start
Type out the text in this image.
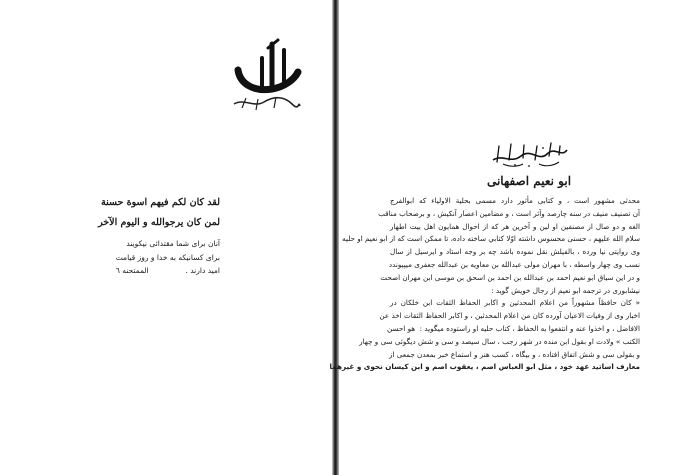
لقد كان لكم فيهم اسوة حسنة
لمن كان يرجوالله و اليوم الآخر
آنان برای شما مقتدائی نیکویند
برای کسانیکه به خدا و روز قیامت
امید دارند .  الممتحنه ٦
ابو نعیم اصفهانی
محدثی مشهور است ، و کتابی مأثور دارد مسمی بحلیة الاولیاء که ابوالفرج
آن تصنیف منیف در سنه چارصد وآثر است ، و مضامین اعصار آنکیش ، و برصحاب مناقب
الغه و دو صال از مصنفین او لین و آخرین هر که از احوال همایون اهل بیت اطهار
سلام الله علیهم ، حسنی محسوس داشته اوّلا كتابي ساخته داده، تا ممکن است كه از ابو نعیم او حلیه
وی روایتی نیا ورده ، بالفیلش نقل نموده باشد چه بر وجه استاد و ایرسیل از سال
نسب وی چهار واسطه ، با مهران مولی عبدالله بن معاویه بن عبدالله جعفری میپیوندد
و در این سیاق ابو نعیم احمد بن عبدالله بن احمد بن اسحق بن موسی ابن مهران اصحت
نیشابوری در ترجمه ابو نعیم از رجال خویش گوید :
« کان حافظاً مشهوراً من اعلام المحدثین و اکابر الحفاظ الثقات ابن خلکان در
اخبار وی از وفیات الاعیان آورده کان من اعلام المحدثین ، و اکابر الحفاظ الثقات اخذ عن
الافاضل ، و اخذوا عنه و انتفعوا به الحفاظ ، کتاب حلیه او راستوده میگوید : ‌ هو احسن
الکتب » ولادت او بقول ابن منده در شهر رجب ، سال سیصد و سی و شش دیگوئی سی و چهار
و بقولی سی و شش اتفاق افتاده ، و بیگاه ، کسب هنر و استماع خبر بمعدن جمعی از
معارف اساتید عهد خود ، مثل ابو العباس اصم ، یعقوب اصم و ابن کیسان نحوی و غیرهما
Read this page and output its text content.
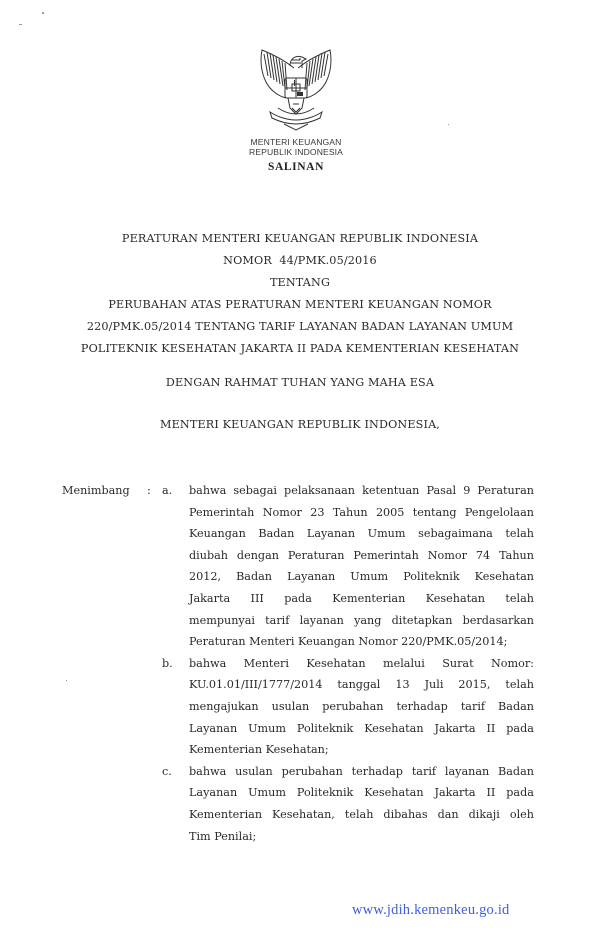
MENTERI KEUANGAN
REPUBLIK INDONESIA
SALINAN
PERATURAN MENTERI KEUANGAN REPUBLIK INDONESIA
NOMOR  44/PMK.05/2016
TENTANG
PERUBAHAN ATAS PERATURAN MENTERI KEUANGAN NOMOR
220/PMK.05/2014 TENTANG TARIF LAYANAN BADAN LAYANAN UMUM
POLITEKNIK KESEHATAN JAKARTA II PADA KEMENTERIAN KESEHATAN
DENGAN RAHMAT TUHAN YANG MAHA ESA
MENTERI KEUANGAN REPUBLIK INDONESIA,
Menimbang : a. bahwa sebagai pelaksanaan ketentuan Pasal 9 Peraturan
Pemerintah Nomor 23 Tahun 2005 tentang Pengelolaan
Keuangan Badan Layanan Umum sebagaimana telah
diubah dengan Peraturan Pemerintah Nomor 74 Tahun
2012, Badan Layanan Umum Politeknik Kesehatan
Jakarta III pada Kementerian Kesehatan telah
mempunyai tarif layanan yang ditetapkan berdasarkan
Peraturan Menteri Keuangan Nomor 220/PMK.05/2014;
b. bahwa Menteri Kesehatan melalui Surat Nomor:
KU.01.01/III/1777/2014 tanggal 13 Juli 2015, telah
mengajukan usulan perubahan terhadap tarif Badan
Layanan Umum Politeknik Kesehatan Jakarta II pada
Kementerian Kesehatan;
c. bahwa usulan perubahan terhadap tarif layanan Badan
Layanan Umum Politeknik Kesehatan Jakarta II pada
Kementerian Kesehatan, telah dibahas dan dikaji oleh
Tim Penilai;
www.jdih.kemenkeu.go.id
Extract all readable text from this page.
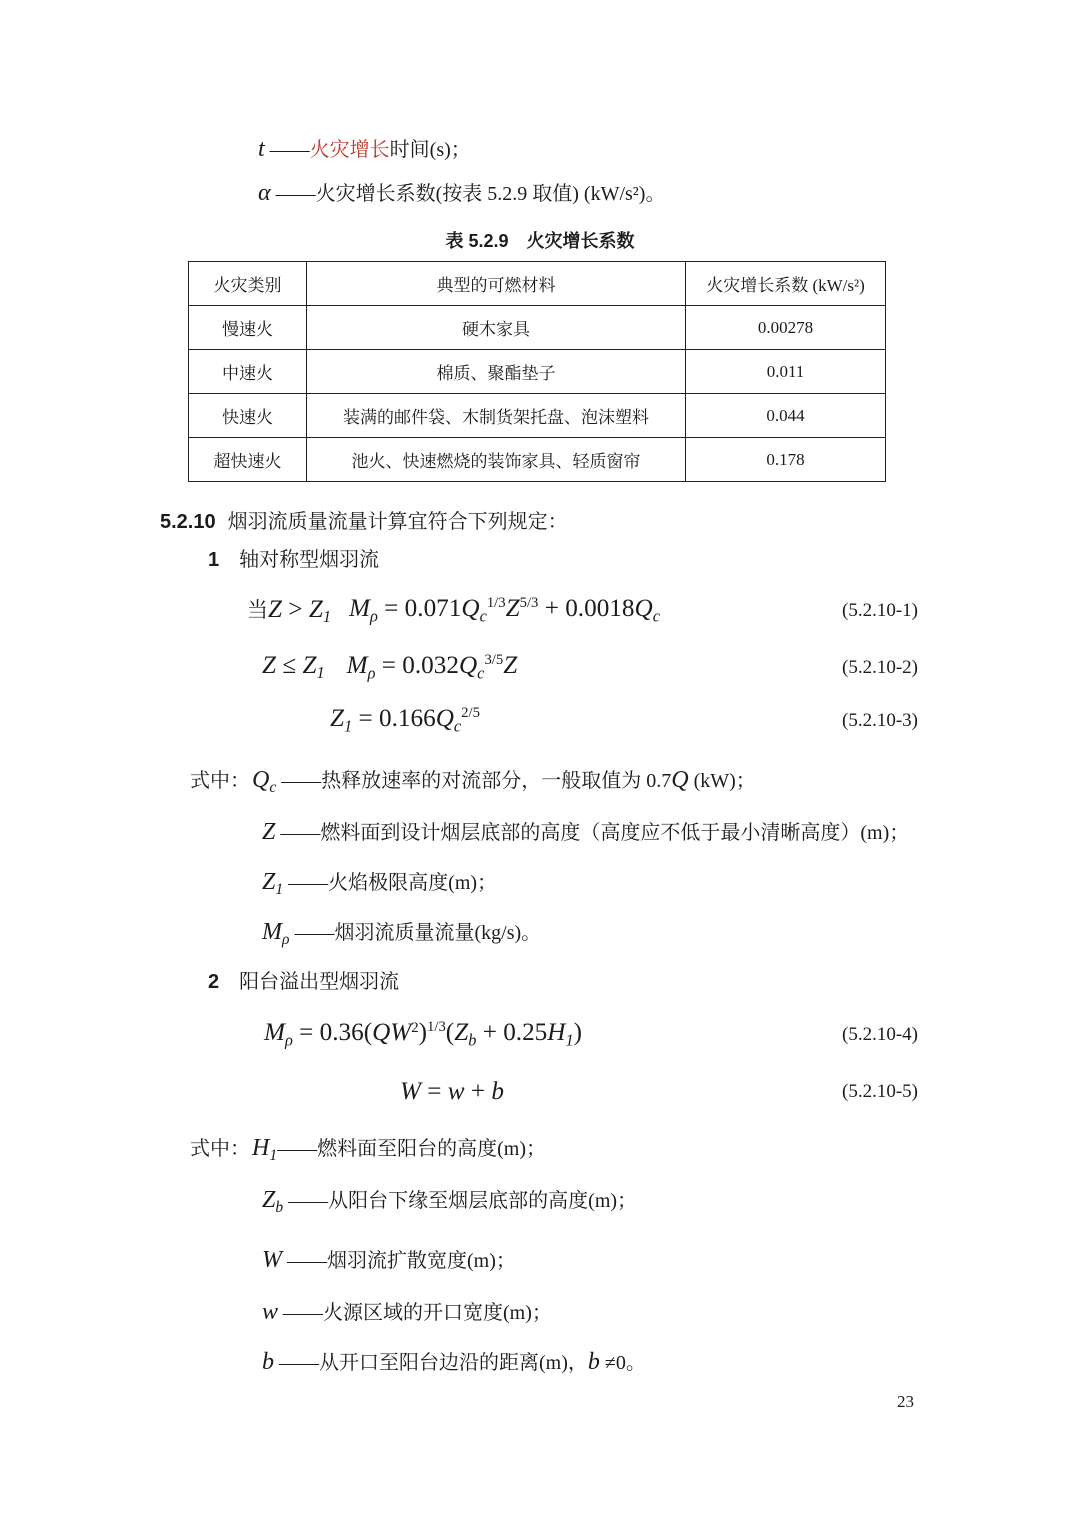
t ——火灾增长时间(s)；

α ——火灾增长系数(按表 5.2.9 取值) (kW/s²)。

表 5.2.9 火灾增长系数

火灾类别	典型的可燃材料	火灾增长系数 (kW/s²)
慢速火	硬木家具	0.00278
中速火	棉质、聚酯垫子	0.011
快速火	装满的邮件袋、木制货架托盘、泡沫塑料	0.044
超快速火	池火、快速燃烧的装饰家具、轻质窗帘	0.178

5.2.10 烟羽流质量流量计算宜符合下列规定：

1 轴对称型烟羽流

当$Z > Z_1$ $M_\rho = 0.071Q_c^{1/3}Z^{5/3} + 0.0018Q_c$	(5.2.10-1)
$Z \le Z_1$ $M_\rho = 0.032Q_c^{3/5}Z$	(5.2.10-2)
$Z_1 = 0.166Q_c^{2/5}$	(5.2.10-3)

式中：$Q_c$ ——热释放速率的对流部分，一般取值为 0.7Q (kW)；

Z ——燃料面到设计烟层底部的高度（高度应不低于最小清晰高度）(m)；

$Z_1$ ——火焰极限高度(m)；

$M_\rho$ ——烟羽流质量流量(kg/s)。

2 阳台溢出型烟羽流

$M_\rho = 0.36(QW^2)^{1/3}(Z_b + 0.25H_1)$	(5.2.10-4)
W = w + b	(5.2.10-5)

式中：$H_1——$燃料面至阳台的高度(m)；

$Z_b$ ——从阳台下缘至烟层底部的高度(m)；

W ——烟羽流扩散宽度(m)；

w ——火源区域的开口宽度(m)；

b ——从开口至阳台边沿的距离(m)，b ≠0。

23
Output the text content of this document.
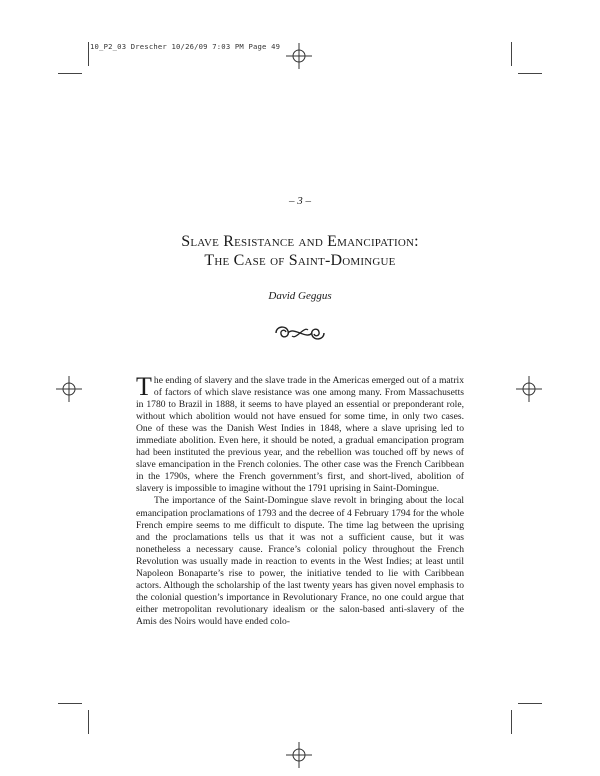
10_P2_03 Drescher 10/26/09 7:03 PM Page 49
– 3 –
Slave Resistance and Emancipation:
The Case of Saint-Domingue
David Geggus

The ending of slavery and the slave trade in the Americas emerged out of a matrix of factors of which slave resistance was one among many. From Massachusetts in 1780 to Brazil in 1888, it seems to have played an essential or preponderant role, without which abolition would not have ensued for some time, in only two cases. One of these was the Danish West Indies in 1848, where a slave uprising led to immediate abolition. Even here, it should be noted, a gradual emancipation program had been instituted the previous year, and the rebellion was touched off by news of slave emancipation in the French colonies. The other case was the French Caribbean in the 1790s, where the French government’s first, and short-lived, abolition of slavery is impossible to imagine without the 1791 uprising in Saint-Domingue.

The importance of the Saint-Domingue slave revolt in bringing about the local emancipation proclamations of 1793 and the decree of 4 February 1794 for the whole French empire seems to me difficult to dispute. The time lag between the uprising and the proclamations tells us that it was not a sufficient cause, but it was nonetheless a necessary cause. France’s colonial policy throughout the French Revolution was usually made in reaction to events in the West Indies; at least until Napoleon Bonaparte’s rise to power, the initiative tended to lie with Caribbean actors. Although the scholarship of the last twenty years has given novel emphasis to the colonial question’s importance in Revolutionary France, no one could argue that either metropolitan revolutionary idealism or the salon-based anti-slavery of the Amis des Noirs would have ended colo-
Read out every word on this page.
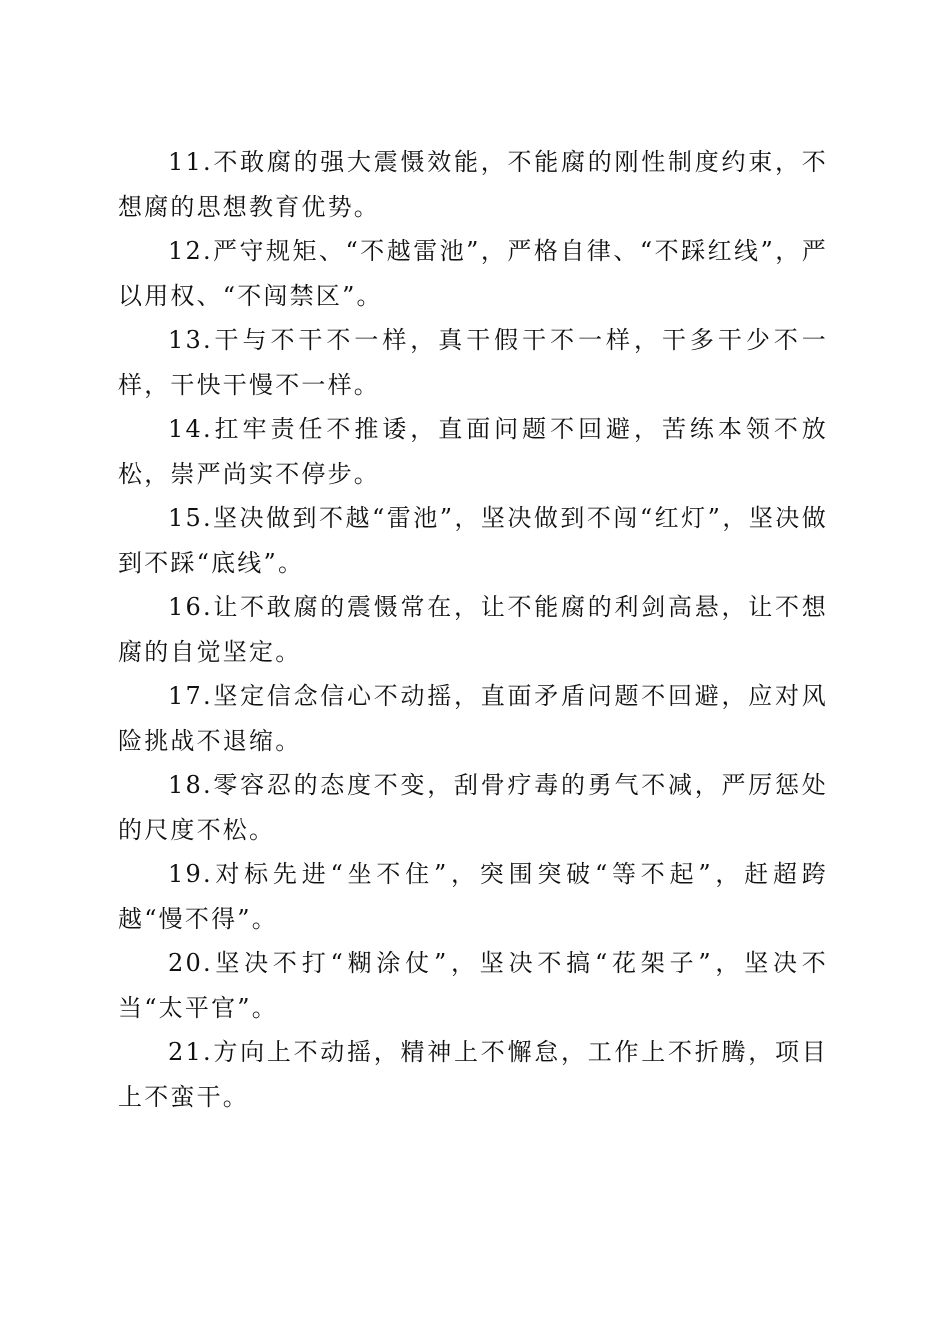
11.不敢腐的强大震慑效能，不能腐的刚性制度约束，不想腐的思想教育优势。

12.严守规矩、“不越雷池”，严格自律、“不踩红线”，严以用权、“不闯禁区”。

13.干与不干不一样，真干假干不一样，干多干少不一样，干快干慢不一样。

14.扛牢责任不推诿，直面问题不回避，苦练本领不放松，崇严尚实不停步。

15.坚决做到不越“雷池”，坚决做到不闯“红灯”，坚决做到不踩“底线”。

16.让不敢腐的震慑常在，让不能腐的利剑高悬，让不想腐的自觉坚定。

17.坚定信念信心不动摇，直面矛盾问题不回避，应对风险挑战不退缩。

18.零容忍的态度不变，刮骨疗毒的勇气不减，严厉惩处的尺度不松。

19.对标先进“坐不住”，突围突破“等不起”，赶超跨越“慢不得”。

20.坚决不打“糊涂仗”，坚决不搞“花架子”，坚决不当“太平官”。

21.方向上不动摇，精神上不懈怠，工作上不折腾，项目上不蛮干。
end
• TASK STATEMENT
Extract each line from the listing that holds the word "Saint".

• EXERCISE SOLUTION
The Case of Saint-Domingue
The ending of slavery and the slave trade in the Americas emerged out of a matrix of factors of which slave resistance was one among many. From Massachusetts in 1780 to Brazil in 1888, it seems to have played an essential or preponderant role, without which abolition would not have ensued for some time, in only two cases. One of these was the Danish West Indies in 1848, where a slave uprising led to immediate abolition. Even here, it should be noted, a gradual emancipation program had been instituted the previous year, and the rebellion was touched off by news of slave emancipation in the French colonies. The other case was the French Caribbean in the 1790s, where the French government’s first, and short-lived, abolition of slavery is impossible to imagine without the 1791 uprising in Saint-Domingue.
The importance of the Saint-Domingue slave revolt in bringing about the local emancipation proclamations of 1793 and the decree of 4 February 1794 for the whole French empire seems to me difficult to dispute. The time lag between the uprising and the proclamations tells us that it was not a sufficient cause, but it was nonetheless a necessary cause. France’s colonial policy throughout the French Revolution was usually made in reaction to events in the West Indies; at least until Napoleon Bonaparte’s rise to power, the initiative tended to lie with Caribbean actors. Although the scholarship of the last twenty years has given novel emphasis to the colonial question’s importance in Revolutionary France, no one could argue that either metropolitan revolutionary idealism or the salon-based anti-slavery of the Amis des Noirs would have ended colo-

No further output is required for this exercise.